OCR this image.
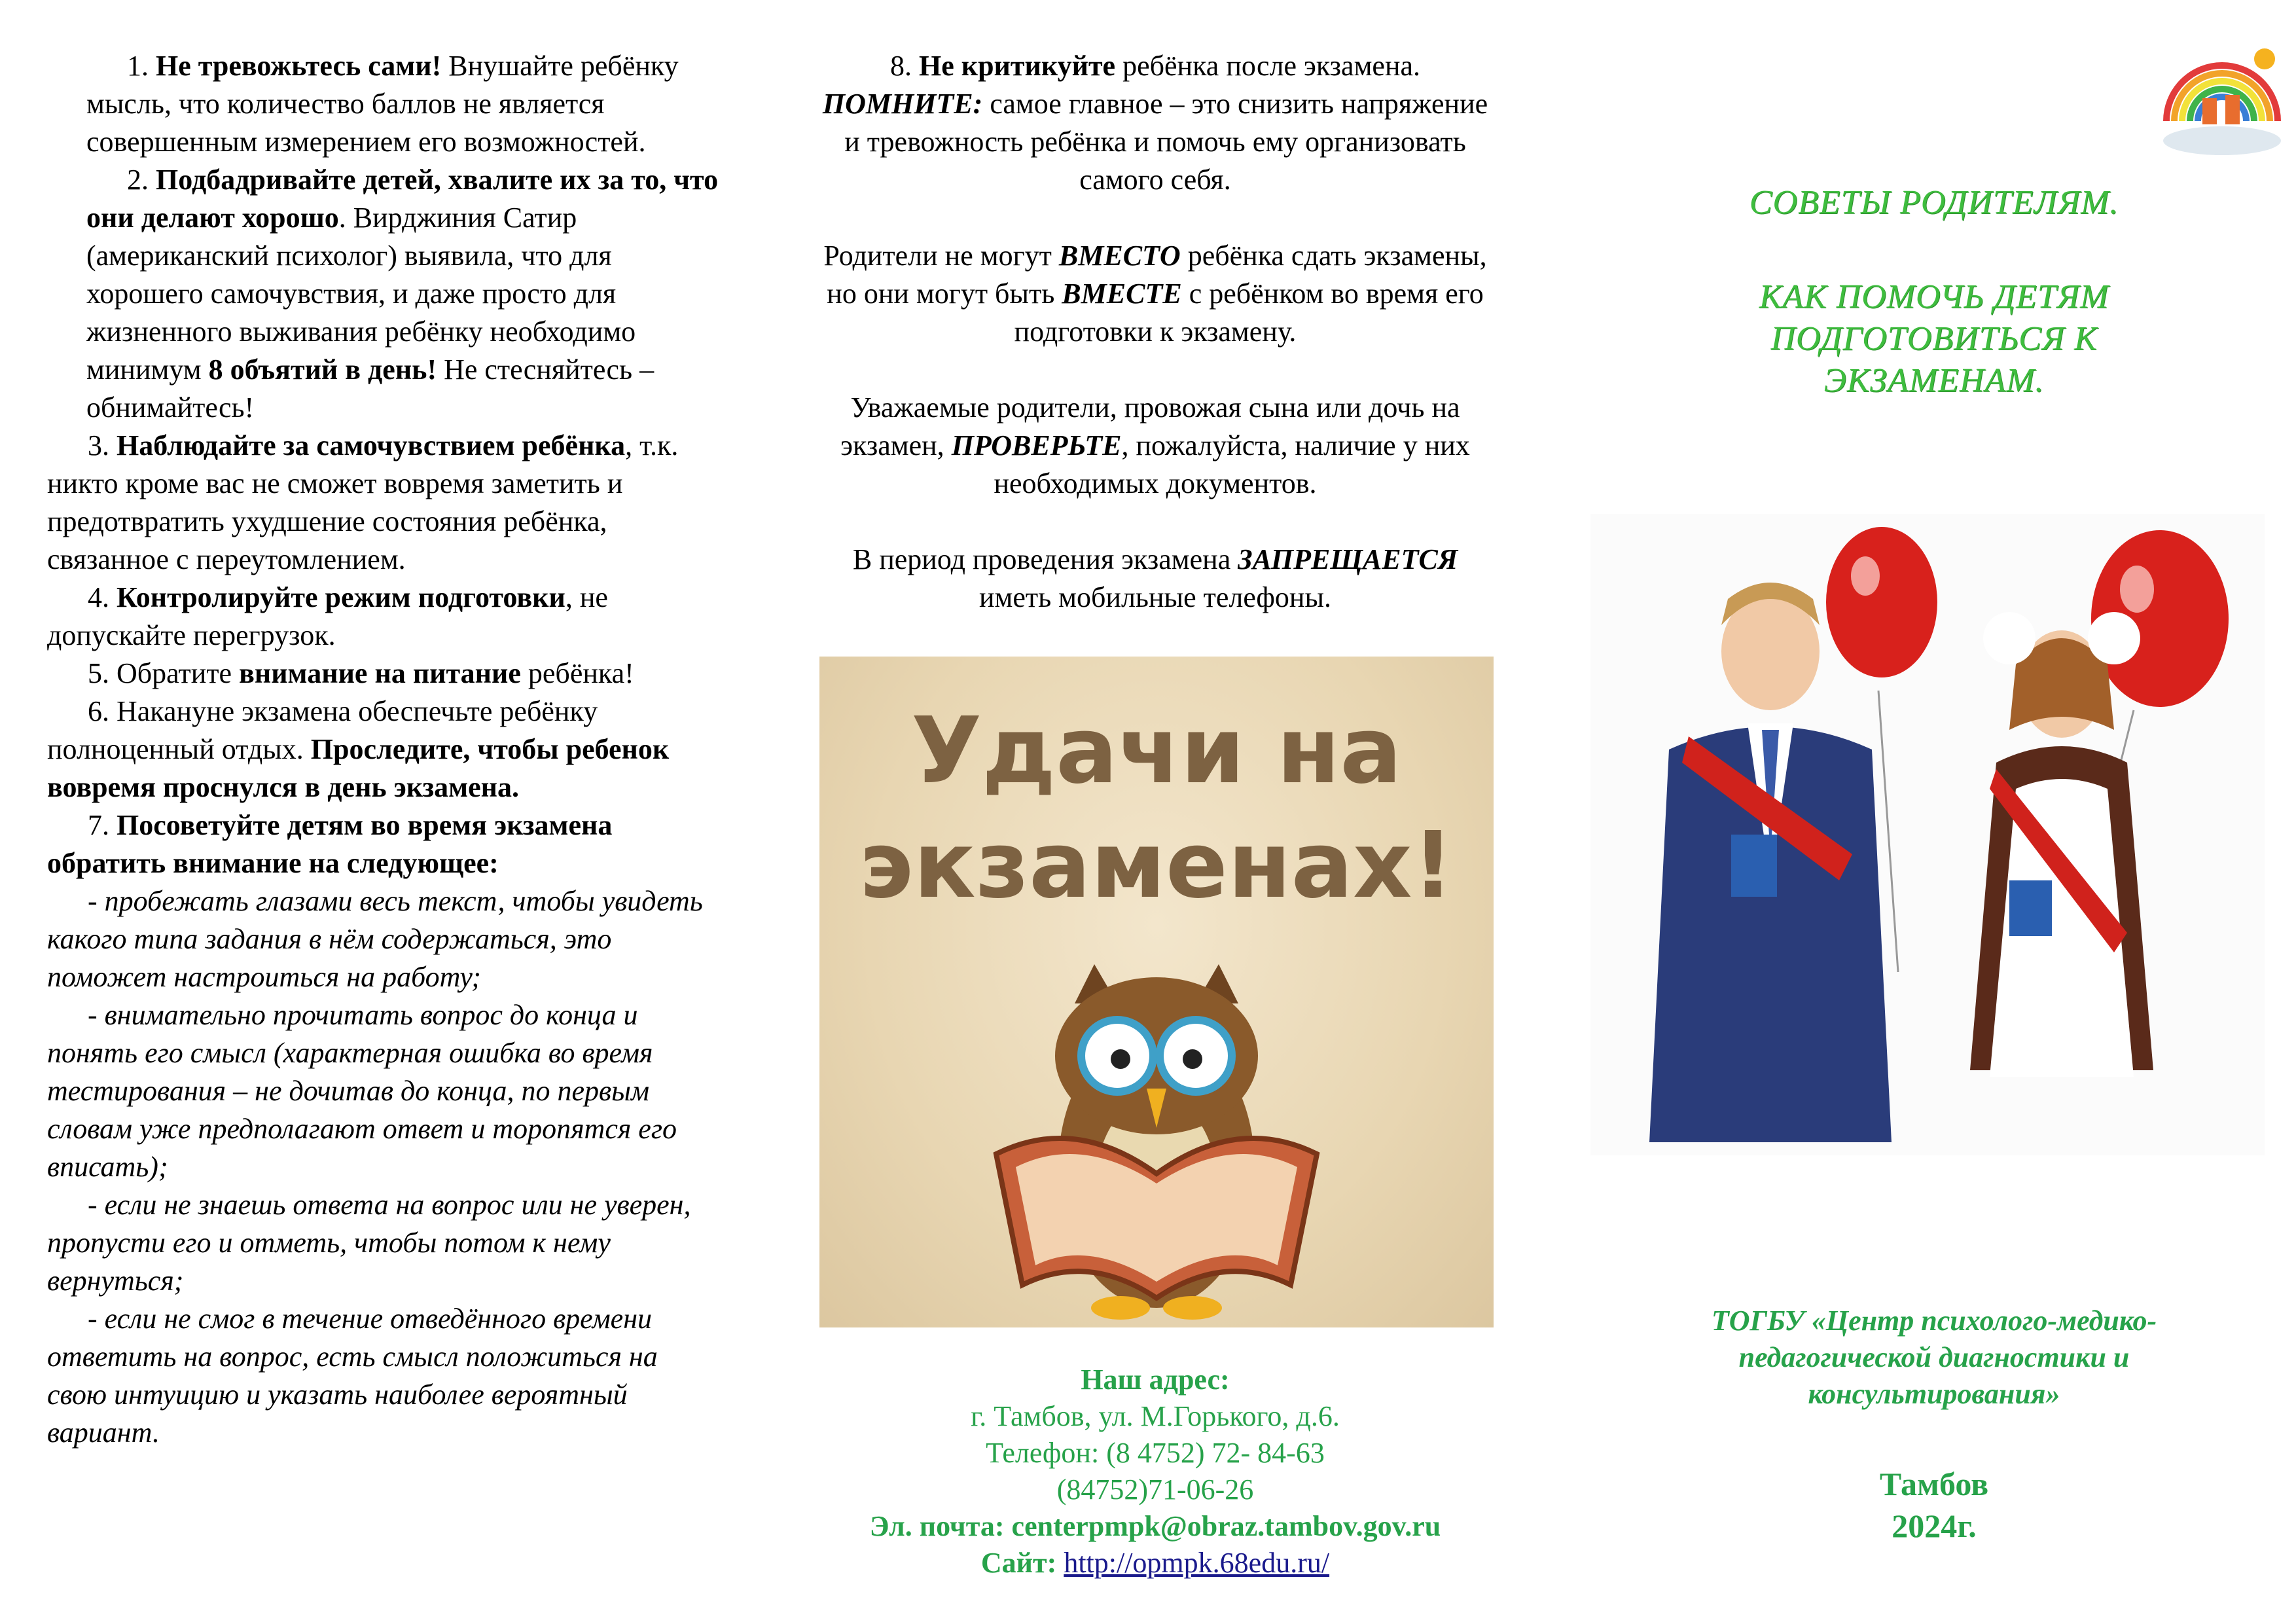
1. Не тревожьтесь сами! Внушайте ребёнку мысль, что количество баллов не является совершенным измерением его возможностей.

2. Подбадривайте детей, хвалите их за то, что они делают хорошо. Вирджиния Сатир (американский психолог) выявила, что для хорошего самочувствия, и даже просто для жизненного выживания ребёнку необходимо минимум 8 объятий в день! Не стесняйтесь – обнимайтесь!

3. Наблюдайте за самочувствием ребёнка, т.к. никто кроме вас не сможет вовремя заметить и предотвратить ухудшение состояния ребёнка, связанное с переутомлением.

4. Контролируйте режим подготовки, не допускайте перегрузок.

5. Обратите внимание на питание ребёнка!

6. Накануне экзамена обеспечьте ребёнку полноценный отдых. Проследите, чтобы ребенок вовремя проснулся в день экзамена.

7. Посоветуйте детям во время экзамена обратить внимание на следующее:

- пробежать глазами весь текст, чтобы увидеть какого типа задания в нём содержаться, это поможет настроиться на работу;

- внимательно прочитать вопрос до конца и понять его смысл (характерная ошибка во время тестирования – не дочитав до конца, по первым словам уже предполагают ответ и торопятся его вписать);

- если не знаешь ответа на вопрос или не уверен, пропусти его и отметь, чтобы потом к нему вернуться;

- если не смог в течение отведённого времени ответить на вопрос, есть смысл положиться на свою интуицию и указать наиболее вероятный вариант.

8. Не критикуйте ребёнка после экзамена.

ПОМНИТЕ: самое главное – это снизить напряжение и тревожность ребёнка и помочь ему организовать самого себя.

Родители не могут ВМЕСТО ребёнка сдать экзамены, но они могут быть ВМЕСТЕ с ребёнком во время его подготовки к экзамену.

Уважаемые родители, провожая сына или дочь на экзамен, ПРОВЕРЬТЕ, пожалуйста, наличие у них необходимых документов.

В период проведения экзамена ЗАПРЕЩАЕТСЯ иметь мобильные телефоны.

Удачи на
экзаменах!
Наш адрес:
г. Тамбов, ул. М.Горького, д.6.
Телефон: (8 4752) 72- 84-63
(84752)71-06-26
Эл. почта: centerpmpk@obraz.tambov.gov.ru
Сайт: http://opmpk.68edu.ru/
СОВЕТЫ РОДИТЕЛЯМ.
КАК ПОМОЧЬ ДЕТЯМ
ПОДГОТОВИТЬСЯ К
ЭКЗАМЕНАМ.
ТОГБУ «Центр психолого-медико-
педагогической диагностики и
консультирования»
Тамбов
2024г.
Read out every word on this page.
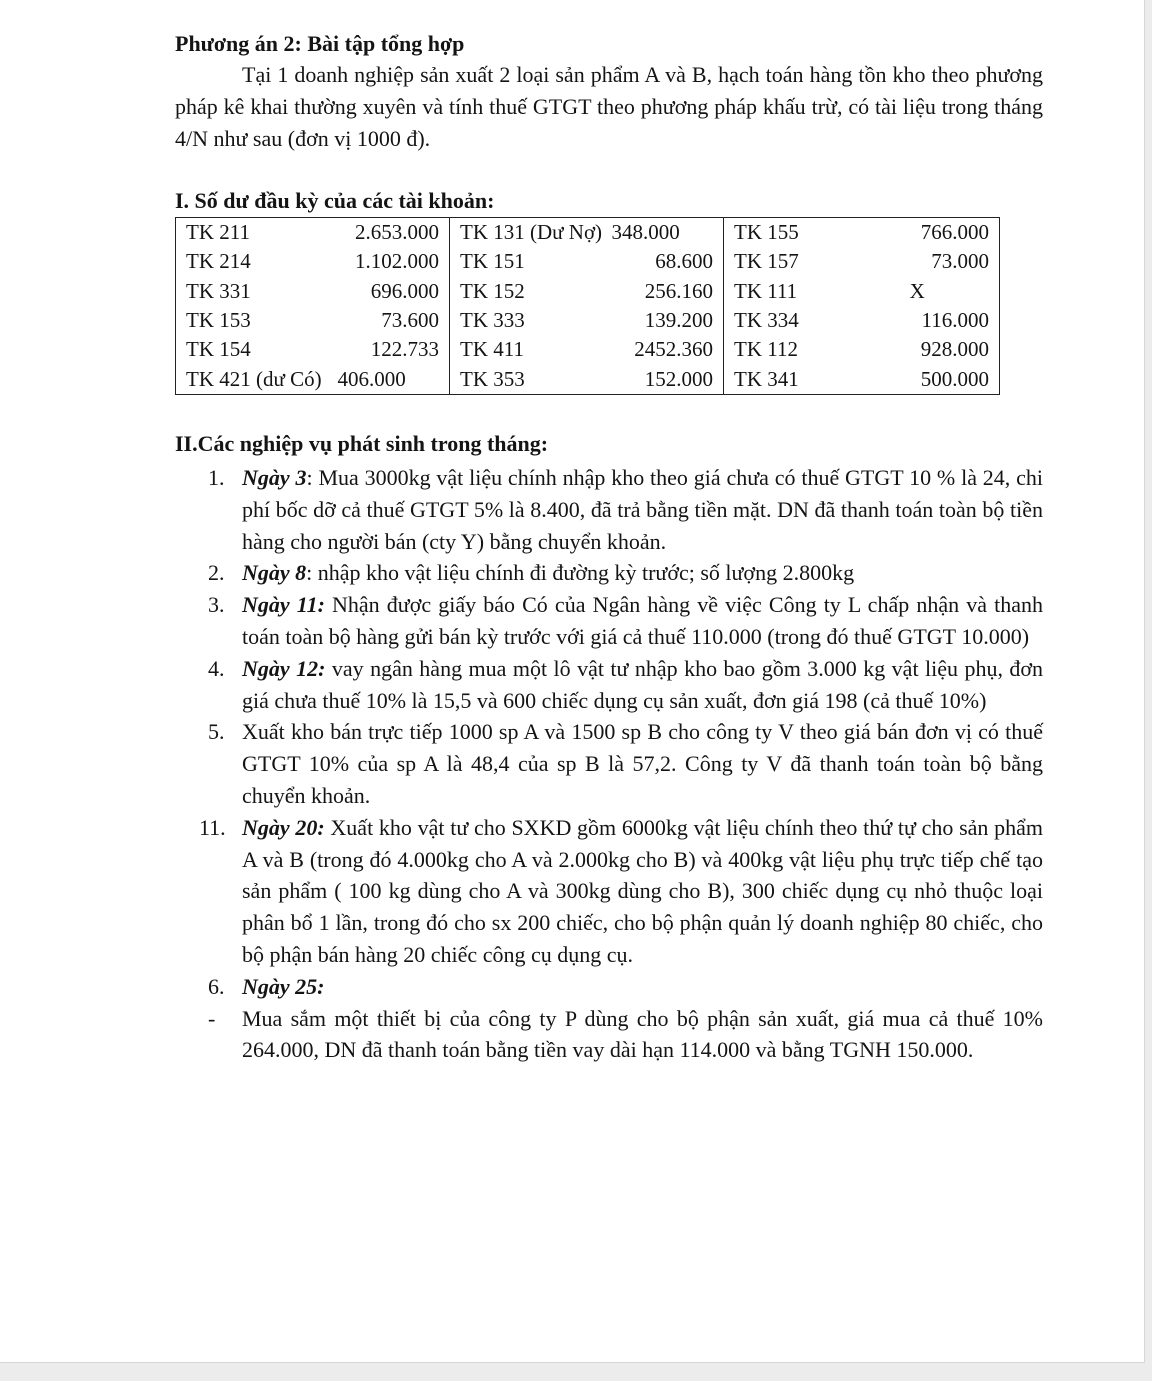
Phương án 2: Bài tập tổng hợp

Tại 1 doanh nghiệp sản xuất 2 loại sản phẩm A và B, hạch toán hàng tồn kho theo phương pháp kê khai thường xuyên và tính thuế GTGT theo phương pháp khấu trừ, có tài liệu trong tháng 4/N như sau (đơn vị 1000 đ).

I. Số dư đầu kỳ của các tài khoản:
TK 211	2.653.000	TK 131 (Dư Nợ)	348.000	TK 155	766.000
TK 214	1.102.000	TK 151	68.600	TK 157	73.000
TK 331	696.000	TK 152	256.160	TK 111	X
TK 153	73.600	TK 333	139.200	TK 334	116.000
TK 154	122.733	TK 411	2452.360	TK 112	928.000
TK 421 (dư Có)	406.000	TK 353	152.000	TK 341	500.000
II.Các nghiệp vụ phát sinh trong tháng:
1. Ngày 3: Mua 3000kg vật liệu chính nhập kho theo giá chưa có thuế GTGT 10 % là 24, chi phí bốc dỡ cả thuế GTGT 5% là 8.400, đã trả bằng tiền mặt. DN đã thanh toán toàn bộ tiền hàng cho người bán (cty Y) bằng chuyển khoản.
2. Ngày 8: nhập kho vật liệu chính đi đường kỳ trước; số lượng 2.800kg
3. Ngày 11: Nhận được giấy báo Có của Ngân hàng về việc Công ty L chấp nhận và thanh toán toàn bộ hàng gửi bán kỳ trước với giá cả thuế 110.000 (trong đó thuế GTGT 10.000)
4. Ngày 12: vay ngân hàng mua một lô vật tư nhập kho bao gồm 3.000 kg vật liệu phụ, đơn giá chưa thuế 10% là 15,5 và 600 chiếc dụng cụ sản xuất, đơn giá 198 (cả thuế 10%)
5. Xuất kho bán trực tiếp 1000 sp A và 1500 sp B cho công ty V theo giá bán đơn vị có thuế GTGT 10% của sp A là 48,4 của sp B là 57,2. Công ty V đã thanh toán toàn bộ bằng chuyển khoản.
11. Ngày 20: Xuất kho vật tư cho SXKD gồm 6000kg vật liệu chính theo thứ tự cho sản phẩm A và B (trong đó 4.000kg cho A và 2.000kg cho B) và 400kg vật liệu phụ trực tiếp chế tạo sản phẩm ( 100 kg dùng cho A và 300kg dùng cho B), 300 chiếc dụng cụ nhỏ thuộc loại phân bổ 1 lần, trong đó cho sx 200 chiếc, cho bộ phận quản lý doanh nghiệp 80 chiếc, cho bộ phận bán hàng 20 chiếc công cụ dụng cụ.
6. Ngày 25:
- Mua sắm một thiết bị của công ty P dùng cho bộ phận sản xuất, giá mua cả thuế 10% 264.000, DN đã thanh toán bằng tiền vay dài hạn 114.000 và bằng TGNH 150.000.
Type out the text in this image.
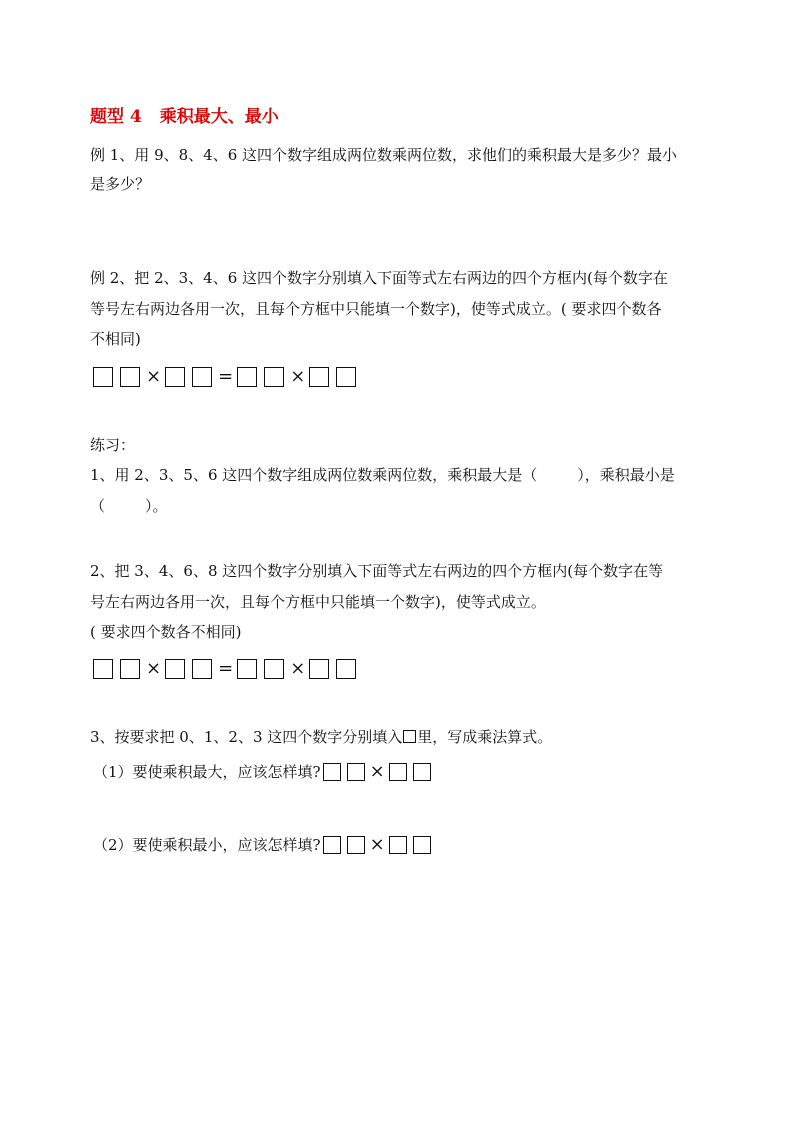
题型 4 乘积最大、最小
例 1、用 9、8、4、6 这四个数字组成两位数乘两位数，求他们的乘积最大是多少？最小
是多少？
例 2、把 2、3、4、6 这四个数字分别填入下面等式左右两边的四个方框内(每个数字在
等号左右两边各用一次，且每个方框中只能填一个数字)，使等式成立。( 要求四个数各
不相同)
×	=	×
练习：
1、用 2、3、5、6 这四个数字组成两位数乘两位数，乘积最大是（	），乘积最小是
（	）。
2、把 3、4、6、8 这四个数字分别填入下面等式左右两边的四个方框内(每个数字在等
号左右两边各用一次，且每个方框中只能填一个数字)，使等式成立。
( 要求四个数各不相同)
×	=	×
3、按要求把 0、1、2、3 这四个数字分别填入 里，写成乘法算式。
（1）要使乘积最大，应该怎样填?	×
（2）要使乘积最小，应该怎样填?	×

#### [EXERCISE DIRECTIONS]
Leave out the pictures and copy everything else in the records word for word.

#### [TASK RESPONSE]
OCR this image.
1. Не тревожьтесь сами! Внушайте ребёнку мысль, что количество баллов не является совершенным измерением его возможностей.

2. Подбадривайте детей, хвалите их за то, что они делают хорошо. Вирджиния Сатир (американский психолог) выявила, что для хорошего самочувствия, и даже просто для жизненного выживания ребёнку необходимо минимум 8 объятий в день! Не стесняйтесь – обнимайтесь!

3. Наблюдайте за самочувствием ребёнка, т.к. никто кроме вас не сможет вовремя заметить и предотвратить ухудшение состояния ребёнка, связанное с переутомлением.

4. Контролируйте режим подготовки, не допускайте перегрузок.

5. Обратите внимание на питание ребёнка!

6. Накануне экзамена обеспечьте ребёнку полноценный отдых. Проследите, чтобы ребенок вовремя проснулся в день экзамена.

7. Посоветуйте детям во время экзамена обратить внимание на следующее:

- пробежать глазами весь текст, чтобы увидеть какого типа задания в нём содержаться, это поможет настроиться на работу;

- внимательно прочитать вопрос до конца и понять его смысл (характерная ошибка во время тестирования – не дочитав до конца, по первым словам уже предполагают ответ и торопятся его вписать);

- если не знаешь ответа на вопрос или не уверен, пропусти его и отметь, чтобы потом к нему вернуться;

- если не смог в течение отведённого времени ответить на вопрос, есть смысл положиться на свою интуицию и указать наиболее вероятный вариант.

8. Не критикуйте ребёнка после экзамена.

ПОМНИТЕ: самое главное – это снизить напряжение и тревожность ребёнка и помочь ему организовать самого себя.

Родители не могут ВМЕСТО ребёнка сдать экзамены, но они могут быть ВМЕСТЕ с ребёнком во время его подготовки к экзамену.

Уважаемые родители, провожая сына или дочь на экзамен, ПРОВЕРЬТЕ, пожалуйста, наличие у них необходимых документов.

В период проведения экзамена ЗАПРЕЩАЕТСЯ иметь мобильные телефоны.

Удачи на
экзаменах!
Наш адрес:
г. Тамбов, ул. М.Горького, д.6.
Телефон: (8 4752) 72- 84-63
(84752)71-06-26
Эл. почта: centerpmpk@obraz.tambov.gov.ru
Сайт: http://opmpk.68edu.ru/
СОВЕТЫ РОДИТЕЛЯМ.
КАК ПОМОЧЬ ДЕТЯМ
ПОДГОТОВИТЬСЯ К
ЭКЗАМЕНАМ.
ТОГБУ «Центр психолого-медико-
педагогической диагностики и
консультирования»
Тамбов
2024г.
Read out every word on this page.
Phương án 2: Bài tập tổng hợp

Tại 1 doanh nghiệp sản xuất 2 loại sản phẩm A và B, hạch toán hàng tồn kho theo phương pháp kê khai thường xuyên và tính thuế GTGT theo phương pháp khấu trừ, có tài liệu trong tháng 4/N như sau (đơn vị 1000 đ).

I. Số dư đầu kỳ của các tài khoản:
TK 211	2.653.000	TK 131 (Dư Nợ)	348.000	TK 155	766.000
TK 214	1.102.000	TK 151	68.600	TK 157	73.000
TK 331	696.000	TK 152	256.160	TK 111	X
TK 153	73.600	TK 333	139.200	TK 334	116.000
TK 154	122.733	TK 411	2452.360	TK 112	928.000
TK 421 (dư Có)	406.000	TK 353	152.000	TK 341	500.000
II.Các nghiệp vụ phát sinh trong tháng:
1. Ngày 3: Mua 3000kg vật liệu chính nhập kho theo giá chưa có thuế GTGT 10 % là 24, chi phí bốc dỡ cả thuế GTGT 5% là 8.400, đã trả bằng tiền mặt. DN đã thanh toán toàn bộ tiền hàng cho người bán (cty Y) bằng chuyển khoản.
2. Ngày 8: nhập kho vật liệu chính đi đường kỳ trước; số lượng 2.800kg
3. Ngày 11: Nhận được giấy báo Có của Ngân hàng về việc Công ty L chấp nhận và thanh toán toàn bộ hàng gửi bán kỳ trước với giá cả thuế 110.000 (trong đó thuế GTGT 10.000)
4. Ngày 12: vay ngân hàng mua một lô vật tư nhập kho bao gồm 3.000 kg vật liệu phụ, đơn giá chưa thuế 10% là 15,5 và 600 chiếc dụng cụ sản xuất, đơn giá 198 (cả thuế 10%)
5. Xuất kho bán trực tiếp 1000 sp A và 1500 sp B cho công ty V theo giá bán đơn vị có thuế GTGT 10% của sp A là 48,4 của sp B là 57,2. Công ty V đã thanh toán toàn bộ bằng chuyển khoản.
11. Ngày 20: Xuất kho vật tư cho SXKD gồm 6000kg vật liệu chính theo thứ tự cho sản phẩm A và B (trong đó 4.000kg cho A và 2.000kg cho B) và 400kg vật liệu phụ trực tiếp chế tạo sản phẩm ( 100 kg dùng cho A và 300kg dùng cho B), 300 chiếc dụng cụ nhỏ thuộc loại phân bổ 1 lần, trong đó cho sx 200 chiếc, cho bộ phận quản lý doanh nghiệp 80 chiếc, cho bộ phận bán hàng 20 chiếc công cụ dụng cụ.
6. Ngày 25:
- Mua sắm một thiết bị của công ty P dùng cho bộ phận sản xuất, giá mua cả thuế 10% 264.000, DN đã thanh toán bằng tiền vay dài hạn 114.000 và bằng TGNH 150.000.
Type out the text in this image.
题型 4 乘积最大、最小
例 1、用 9、8、4、6 这四个数字组成两位数乘两位数，求他们的乘积最大是多少？最小
是多少？
例 2、把 2、3、4、6 这四个数字分别填入下面等式左右两边的四个方框内(每个数字在
等号左右两边各用一次，且每个方框中只能填一个数字)，使等式成立。( 要求四个数各
不相同)
×	=	×
练习：
1、用 2、3、5、6 这四个数字组成两位数乘两位数，乘积最大是（	），乘积最小是
（	）。
2、把 3、4、6、8 这四个数字分别填入下面等式左右两边的四个方框内(每个数字在等
号左右两边各用一次，且每个方框中只能填一个数字)，使等式成立。
( 要求四个数各不相同)
×	=	×
3、按要求把 0、1、2、3 这四个数字分别填入 里，写成乘法算式。
（1）要使乘积最大，应该怎样填?	×
（2）要使乘积最小，应该怎样填?	×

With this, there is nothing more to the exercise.